**** BRANO CITATO ****

Non è certo un caso. Con i suoi 600 cavalli di potenza erogati da un Diesel della Duramax da 6.6 per un peso di “appena” tre tonnellate e mezzo, il Ripsaw riesce a sviluppare una coppia di 1000 ft/lb, raggiungendo i 152 Km/h e classificandosi facilmente come il mezzo cingolato più veloce della storia. Il tutto mantenendo un’altezza dal suolo di 54 cm, superiore a quella di molti fuoristrada, e potendo fare affidamento sulla distribuzione del peso data dall’impiego di cingoli, che gli consente di procedere sullo sterrato senza sprofondare, non importa quanto quest’ultimo sia friabile o bagnato. Da cui la scena del film in cui il Fattore dei proiettili insegue senza problemi Mad Max nella palude, senza restare bloccato come invece capita agli altri membri del convoglio nemico. Non che questo avrebbe fatto una grandissima differenza nell’esito finale del confronto… Il mezzo inoltre si avvale di un particolare sistema di trasmissione inventato dai fratelli Howe, che pur risultando molto più compatto dei tipici sistemi basati sull’elettromagnetismo, riesce a gestire facilmente un’ampia gamma di rapporti e permette anche al carro armato di ruotare su stesso sul posto, una capacità tutt’ora non comune per questa classe di veicoli.

****

* OBIETTIVO:
Per ciascuna affermazione, stabilisci se concorda con il brano sul Ripsaw, rispondendo sì o no e citando le parole del brano che lo decidono. 1. Il Ripsaw pesa circa tre tonnellate e mezzo. 2. L'altezza dal suolo del Ripsaw è inferiore a quella di molti fuoristrada. 3. Il sistema di trasmissione del mezzo è stato inventato dai fratelli Howe.

**** BLOCCO DATI ****

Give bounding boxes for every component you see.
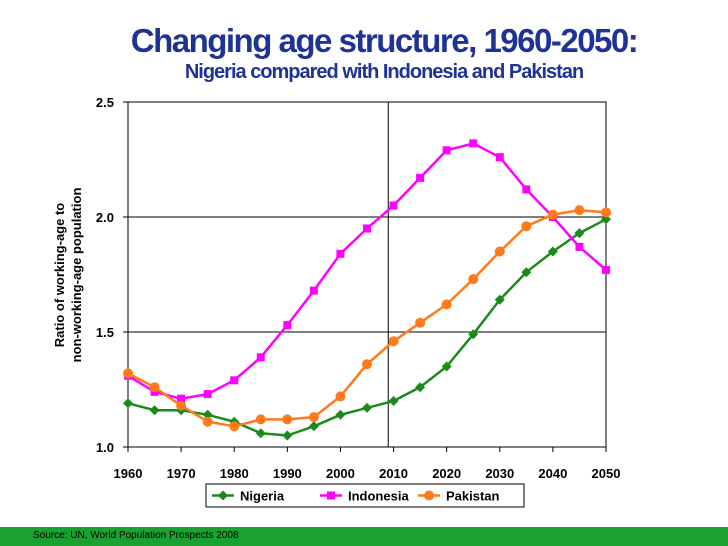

****

* RISPOSTA ALL'ESERCIZIO:
1. Sì: "per un peso di “appena” tre tonnellate e mezzo".
2. No: "un’altezza dal suolo di 54 cm, superiore a quella di molti fuoristrada".
3. Sì: "un particolare sistema di trasmissione inventato dai fratelli Howe".